§ Parts of the exercise
1) Reproduce the part of the iboga article starting with "Iboga for heroin" and going on through "treat drug addicts.".
2) What is the name of the Thursday group that Mr. Mugianis leads with a social worker, according to the iboga article?

Iboga for heroin /opiate addiction...
Dimitri Mugianis closing a session for drug addicts using elements of a shamanic ceremony.
http://www.nytimes.com/2013/04/07/nyreg ... .html?_r=2&
At this needle exchange, run by the New York Harm Reduction Educators, Mr. Mugianis helps treat drug users with fire-dancing and other techniques he learned by traveling several times to Gabon in West Africa to visit a group that practices Bwiti, a folk religion whose essential practice is consuming a hallucinogenic plant called iboga.
After taking large amounts of
Iboga during all-night shamanic ceremonies of dance and music, said Mr. Mugianis, a former addict himself, he was initiated as a follower, and now he uses the techniques in New York to treat drug addicts.
“My job in the Bwiti is to dance with heroin addicts,” he said with a laugh after Thursday’s meeting, during which he held a furry civet skin and waved a ceremonial rattle from Gabon. He danced and sermonized about being reborn in the Easter season, using an impassioned style that combined beatnik phrasing, a preacher’s cadence and a savvy street hustler’s strut.
Years ago, Mr. Mugianis said, he kicked his own drug addiction by using ibogaine, a derivative of the iboga root.
Its advocates call ibogaine a cure for heroin addiction, but it is banned in the United States. Mr. Mugianis began acquiring it through an underground network to treat other drug addicts. He has stopped including ibogaine in his treatments since being arrested in a sting operation conducted by federal agents in Seattle in 2011, he said.
The Thursday group, which he leads with a social worker, Brian Murphy, is called We Are the Medicine, because the healing is communal, said Mr. Mugianis, who worships with his fellow Bwiti followers at a temple in Queens. They hope to gain religious status and fight for the right to use ibogaine as a sacrament to end addiction.
“They took away my magic powder, so I thought they were my enemy, but now I realize we were dancing together,” he said. “Even the arrest was part of my initiation — it was a blessing.”

§ Data
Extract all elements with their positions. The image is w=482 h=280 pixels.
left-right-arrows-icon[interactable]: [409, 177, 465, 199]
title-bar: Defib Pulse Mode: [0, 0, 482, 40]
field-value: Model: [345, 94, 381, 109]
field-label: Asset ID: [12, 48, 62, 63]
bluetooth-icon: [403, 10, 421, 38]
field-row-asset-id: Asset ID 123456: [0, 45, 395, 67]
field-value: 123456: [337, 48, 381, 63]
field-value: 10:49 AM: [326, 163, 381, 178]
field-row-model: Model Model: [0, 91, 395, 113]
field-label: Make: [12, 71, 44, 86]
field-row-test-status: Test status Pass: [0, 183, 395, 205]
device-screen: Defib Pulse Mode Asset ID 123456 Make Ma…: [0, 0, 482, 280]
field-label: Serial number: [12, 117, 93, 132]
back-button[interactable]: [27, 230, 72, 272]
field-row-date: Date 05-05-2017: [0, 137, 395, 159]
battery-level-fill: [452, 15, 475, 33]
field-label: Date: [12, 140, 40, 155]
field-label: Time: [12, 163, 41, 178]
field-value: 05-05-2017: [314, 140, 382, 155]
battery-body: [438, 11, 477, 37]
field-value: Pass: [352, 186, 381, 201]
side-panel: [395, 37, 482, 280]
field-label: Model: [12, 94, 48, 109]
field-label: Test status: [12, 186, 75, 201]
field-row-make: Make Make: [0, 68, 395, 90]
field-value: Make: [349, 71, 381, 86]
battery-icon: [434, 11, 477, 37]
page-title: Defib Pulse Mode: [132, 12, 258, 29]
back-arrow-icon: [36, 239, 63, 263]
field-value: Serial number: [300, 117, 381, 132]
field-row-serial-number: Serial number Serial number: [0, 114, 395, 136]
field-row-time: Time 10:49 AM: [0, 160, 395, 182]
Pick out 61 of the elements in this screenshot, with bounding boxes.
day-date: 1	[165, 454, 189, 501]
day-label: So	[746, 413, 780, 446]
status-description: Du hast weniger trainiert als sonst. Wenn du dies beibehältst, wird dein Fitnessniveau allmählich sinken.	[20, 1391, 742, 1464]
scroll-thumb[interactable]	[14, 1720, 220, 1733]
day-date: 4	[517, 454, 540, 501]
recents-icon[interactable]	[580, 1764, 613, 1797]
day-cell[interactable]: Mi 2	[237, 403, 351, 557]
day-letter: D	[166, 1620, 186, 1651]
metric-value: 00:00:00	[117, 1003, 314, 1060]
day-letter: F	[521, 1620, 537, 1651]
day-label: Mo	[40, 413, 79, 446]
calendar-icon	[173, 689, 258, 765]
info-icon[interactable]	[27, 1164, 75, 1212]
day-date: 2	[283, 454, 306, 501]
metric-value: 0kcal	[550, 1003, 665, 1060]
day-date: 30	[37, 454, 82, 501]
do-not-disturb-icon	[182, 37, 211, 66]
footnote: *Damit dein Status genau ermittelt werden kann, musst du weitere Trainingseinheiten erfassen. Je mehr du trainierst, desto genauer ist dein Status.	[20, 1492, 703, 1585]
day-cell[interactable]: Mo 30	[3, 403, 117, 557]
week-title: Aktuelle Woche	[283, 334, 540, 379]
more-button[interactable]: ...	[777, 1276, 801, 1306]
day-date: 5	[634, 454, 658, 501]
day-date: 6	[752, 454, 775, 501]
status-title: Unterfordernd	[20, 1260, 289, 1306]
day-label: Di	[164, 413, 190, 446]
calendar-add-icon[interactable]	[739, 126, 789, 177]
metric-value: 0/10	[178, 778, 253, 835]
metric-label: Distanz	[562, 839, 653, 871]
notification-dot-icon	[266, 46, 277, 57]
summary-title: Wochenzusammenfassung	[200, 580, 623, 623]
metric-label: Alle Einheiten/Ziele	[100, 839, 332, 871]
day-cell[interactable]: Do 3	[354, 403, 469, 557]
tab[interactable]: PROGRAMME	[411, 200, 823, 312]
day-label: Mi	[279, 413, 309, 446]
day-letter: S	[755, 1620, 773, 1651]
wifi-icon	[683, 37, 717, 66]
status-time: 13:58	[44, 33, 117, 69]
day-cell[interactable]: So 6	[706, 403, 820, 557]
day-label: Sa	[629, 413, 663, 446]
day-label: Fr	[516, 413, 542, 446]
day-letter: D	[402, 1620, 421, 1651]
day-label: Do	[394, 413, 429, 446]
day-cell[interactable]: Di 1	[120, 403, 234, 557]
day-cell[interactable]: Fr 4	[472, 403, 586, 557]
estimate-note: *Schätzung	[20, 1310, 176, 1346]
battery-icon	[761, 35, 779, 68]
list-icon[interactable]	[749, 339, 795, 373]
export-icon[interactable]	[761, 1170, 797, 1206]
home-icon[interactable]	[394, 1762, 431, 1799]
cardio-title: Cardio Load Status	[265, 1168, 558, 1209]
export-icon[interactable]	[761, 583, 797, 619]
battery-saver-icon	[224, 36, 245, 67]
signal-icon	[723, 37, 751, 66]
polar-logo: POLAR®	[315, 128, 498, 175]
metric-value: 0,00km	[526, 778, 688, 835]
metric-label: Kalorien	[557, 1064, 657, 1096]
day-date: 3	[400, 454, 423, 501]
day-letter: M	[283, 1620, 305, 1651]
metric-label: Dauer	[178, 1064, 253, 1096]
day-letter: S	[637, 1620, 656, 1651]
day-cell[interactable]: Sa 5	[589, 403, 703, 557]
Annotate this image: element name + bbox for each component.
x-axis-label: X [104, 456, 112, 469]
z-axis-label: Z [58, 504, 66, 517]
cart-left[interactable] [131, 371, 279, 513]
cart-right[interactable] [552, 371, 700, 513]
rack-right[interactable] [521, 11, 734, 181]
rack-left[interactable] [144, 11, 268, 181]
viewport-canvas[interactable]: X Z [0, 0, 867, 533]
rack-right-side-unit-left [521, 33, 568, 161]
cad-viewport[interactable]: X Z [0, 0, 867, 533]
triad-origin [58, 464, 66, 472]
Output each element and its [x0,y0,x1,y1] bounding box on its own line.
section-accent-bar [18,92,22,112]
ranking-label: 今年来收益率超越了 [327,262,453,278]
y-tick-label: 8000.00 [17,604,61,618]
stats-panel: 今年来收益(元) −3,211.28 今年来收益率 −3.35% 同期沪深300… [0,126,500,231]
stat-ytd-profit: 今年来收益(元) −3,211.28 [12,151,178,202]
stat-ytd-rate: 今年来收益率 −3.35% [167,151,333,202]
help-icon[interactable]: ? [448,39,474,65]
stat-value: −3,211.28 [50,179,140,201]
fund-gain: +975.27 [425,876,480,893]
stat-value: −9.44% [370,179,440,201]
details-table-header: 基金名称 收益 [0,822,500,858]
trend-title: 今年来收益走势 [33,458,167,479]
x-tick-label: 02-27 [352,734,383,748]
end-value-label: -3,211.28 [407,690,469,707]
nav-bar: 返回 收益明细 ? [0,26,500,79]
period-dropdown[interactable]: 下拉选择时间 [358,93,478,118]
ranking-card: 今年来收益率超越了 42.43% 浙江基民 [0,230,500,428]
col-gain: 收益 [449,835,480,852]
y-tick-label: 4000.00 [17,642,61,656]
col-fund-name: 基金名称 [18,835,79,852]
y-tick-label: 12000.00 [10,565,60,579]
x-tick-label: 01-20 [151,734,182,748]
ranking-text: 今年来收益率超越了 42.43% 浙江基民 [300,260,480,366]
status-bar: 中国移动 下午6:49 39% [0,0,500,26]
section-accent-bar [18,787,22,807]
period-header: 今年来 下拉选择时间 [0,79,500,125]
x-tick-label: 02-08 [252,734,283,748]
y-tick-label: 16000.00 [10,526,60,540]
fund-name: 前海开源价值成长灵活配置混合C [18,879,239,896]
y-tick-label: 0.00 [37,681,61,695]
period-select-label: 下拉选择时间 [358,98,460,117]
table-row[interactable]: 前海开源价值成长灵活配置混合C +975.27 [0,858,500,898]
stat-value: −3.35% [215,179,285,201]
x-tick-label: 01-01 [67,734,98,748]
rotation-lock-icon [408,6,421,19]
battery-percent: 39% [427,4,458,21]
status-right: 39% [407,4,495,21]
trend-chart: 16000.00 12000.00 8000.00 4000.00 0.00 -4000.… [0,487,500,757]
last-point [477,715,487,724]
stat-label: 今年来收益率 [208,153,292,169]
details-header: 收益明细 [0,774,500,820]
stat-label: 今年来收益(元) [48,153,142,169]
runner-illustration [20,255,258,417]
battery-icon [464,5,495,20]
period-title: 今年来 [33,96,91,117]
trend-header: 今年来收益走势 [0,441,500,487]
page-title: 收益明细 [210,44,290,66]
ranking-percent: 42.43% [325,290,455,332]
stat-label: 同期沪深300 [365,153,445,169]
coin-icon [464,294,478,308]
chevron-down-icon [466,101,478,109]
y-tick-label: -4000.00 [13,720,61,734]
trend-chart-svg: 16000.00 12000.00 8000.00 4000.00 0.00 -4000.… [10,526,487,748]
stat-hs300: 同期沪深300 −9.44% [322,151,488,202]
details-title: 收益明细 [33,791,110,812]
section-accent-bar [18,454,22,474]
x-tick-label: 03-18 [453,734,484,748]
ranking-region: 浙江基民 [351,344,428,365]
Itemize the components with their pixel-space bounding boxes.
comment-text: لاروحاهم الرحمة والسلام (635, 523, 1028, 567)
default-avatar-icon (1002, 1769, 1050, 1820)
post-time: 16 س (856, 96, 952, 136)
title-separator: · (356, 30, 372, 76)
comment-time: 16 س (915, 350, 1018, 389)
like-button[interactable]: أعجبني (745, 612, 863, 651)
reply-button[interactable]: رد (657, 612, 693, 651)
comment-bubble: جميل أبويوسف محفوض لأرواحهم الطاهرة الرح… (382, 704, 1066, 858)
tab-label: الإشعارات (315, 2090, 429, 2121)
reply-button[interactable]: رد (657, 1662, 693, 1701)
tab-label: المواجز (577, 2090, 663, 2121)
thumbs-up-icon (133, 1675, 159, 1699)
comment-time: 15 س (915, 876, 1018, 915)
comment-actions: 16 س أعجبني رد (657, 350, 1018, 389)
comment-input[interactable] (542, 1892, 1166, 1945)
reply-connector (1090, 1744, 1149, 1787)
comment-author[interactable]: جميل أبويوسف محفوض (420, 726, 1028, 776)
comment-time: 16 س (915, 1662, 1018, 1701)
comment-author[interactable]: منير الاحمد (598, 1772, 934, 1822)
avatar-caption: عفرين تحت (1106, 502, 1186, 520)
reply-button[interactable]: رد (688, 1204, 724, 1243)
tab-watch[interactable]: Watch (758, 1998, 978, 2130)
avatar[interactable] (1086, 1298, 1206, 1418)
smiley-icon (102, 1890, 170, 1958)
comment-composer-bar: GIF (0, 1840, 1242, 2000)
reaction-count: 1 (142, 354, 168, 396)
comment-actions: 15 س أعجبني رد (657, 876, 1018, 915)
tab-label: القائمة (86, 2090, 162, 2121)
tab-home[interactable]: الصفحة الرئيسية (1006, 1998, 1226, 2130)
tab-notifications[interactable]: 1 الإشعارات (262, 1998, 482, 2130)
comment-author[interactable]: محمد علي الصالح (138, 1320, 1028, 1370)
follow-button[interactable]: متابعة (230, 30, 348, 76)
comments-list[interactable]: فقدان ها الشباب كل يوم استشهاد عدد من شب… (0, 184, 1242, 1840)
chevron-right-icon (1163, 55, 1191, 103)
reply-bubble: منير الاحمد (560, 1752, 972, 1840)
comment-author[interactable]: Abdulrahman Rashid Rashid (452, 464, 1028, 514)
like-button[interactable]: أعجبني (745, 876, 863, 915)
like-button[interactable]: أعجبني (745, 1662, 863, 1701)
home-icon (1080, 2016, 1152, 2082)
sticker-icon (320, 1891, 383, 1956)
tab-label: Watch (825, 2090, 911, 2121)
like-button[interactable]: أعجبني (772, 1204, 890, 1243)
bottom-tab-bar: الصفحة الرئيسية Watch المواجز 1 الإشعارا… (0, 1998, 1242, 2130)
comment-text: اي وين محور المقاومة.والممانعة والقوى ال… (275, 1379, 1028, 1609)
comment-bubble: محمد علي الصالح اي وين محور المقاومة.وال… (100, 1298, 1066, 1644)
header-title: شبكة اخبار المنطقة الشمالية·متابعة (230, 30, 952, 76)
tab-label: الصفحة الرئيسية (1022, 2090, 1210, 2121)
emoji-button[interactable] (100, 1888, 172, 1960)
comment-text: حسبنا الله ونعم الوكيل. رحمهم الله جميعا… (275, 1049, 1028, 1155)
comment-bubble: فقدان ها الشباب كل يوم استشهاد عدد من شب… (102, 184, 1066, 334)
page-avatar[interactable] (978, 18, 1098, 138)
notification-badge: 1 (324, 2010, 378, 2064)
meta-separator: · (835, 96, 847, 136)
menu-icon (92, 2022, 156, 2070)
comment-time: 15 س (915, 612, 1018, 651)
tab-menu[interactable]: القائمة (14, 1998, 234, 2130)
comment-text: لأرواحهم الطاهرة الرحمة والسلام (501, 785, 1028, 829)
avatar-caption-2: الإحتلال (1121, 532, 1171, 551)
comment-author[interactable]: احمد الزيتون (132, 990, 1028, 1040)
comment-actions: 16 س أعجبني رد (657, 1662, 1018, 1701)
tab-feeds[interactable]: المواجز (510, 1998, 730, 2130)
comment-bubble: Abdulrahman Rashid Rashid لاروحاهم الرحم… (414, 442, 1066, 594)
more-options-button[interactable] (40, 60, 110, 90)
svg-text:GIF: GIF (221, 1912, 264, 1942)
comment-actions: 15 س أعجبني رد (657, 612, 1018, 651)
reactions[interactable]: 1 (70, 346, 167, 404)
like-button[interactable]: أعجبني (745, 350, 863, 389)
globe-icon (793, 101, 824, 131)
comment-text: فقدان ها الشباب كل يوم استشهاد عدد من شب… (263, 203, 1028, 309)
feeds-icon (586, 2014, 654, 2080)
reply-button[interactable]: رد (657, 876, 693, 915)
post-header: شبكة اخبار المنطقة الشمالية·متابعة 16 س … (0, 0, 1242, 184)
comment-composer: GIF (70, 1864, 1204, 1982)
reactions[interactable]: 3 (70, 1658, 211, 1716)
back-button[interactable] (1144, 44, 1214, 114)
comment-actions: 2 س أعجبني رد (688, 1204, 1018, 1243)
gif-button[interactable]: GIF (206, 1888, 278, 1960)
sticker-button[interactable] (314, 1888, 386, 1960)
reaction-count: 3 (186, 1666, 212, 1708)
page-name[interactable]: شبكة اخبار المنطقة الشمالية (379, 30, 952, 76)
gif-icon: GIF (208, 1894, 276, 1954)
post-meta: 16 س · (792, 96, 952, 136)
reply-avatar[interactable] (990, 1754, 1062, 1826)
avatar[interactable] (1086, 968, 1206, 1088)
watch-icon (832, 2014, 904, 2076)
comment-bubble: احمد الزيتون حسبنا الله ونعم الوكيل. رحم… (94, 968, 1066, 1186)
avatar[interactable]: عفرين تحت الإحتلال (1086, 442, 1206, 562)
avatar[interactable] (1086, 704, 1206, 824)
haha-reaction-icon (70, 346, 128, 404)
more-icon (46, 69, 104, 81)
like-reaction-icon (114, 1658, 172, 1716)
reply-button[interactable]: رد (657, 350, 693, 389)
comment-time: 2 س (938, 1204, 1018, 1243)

§ Your written answers
1)
Iboga for heroin /opiate addiction...
Dimitri Mugianis closing a session for drug addicts using elements of a shamanic ceremony.
http://www.nytimes.com/2013/04/07/nyreg ... .html?_r=2&
At this needle exchange, run by the New York Harm Reduction Educators, Mr. Mugianis helps treat drug users with fire-dancing and other techniques he learned by traveling several times to Gabon in West Africa to visit a group that practices Bwiti, a folk religion whose essential practice is consuming a hallucinogenic plant called iboga.
After taking large amounts of
Iboga during all-night shamanic ceremonies of dance and music, said Mr. Mugianis, a former addict himself, he was initiated as a follower, and now he uses the techniques in New York to treat drug addicts.

2) We Are the Medicine.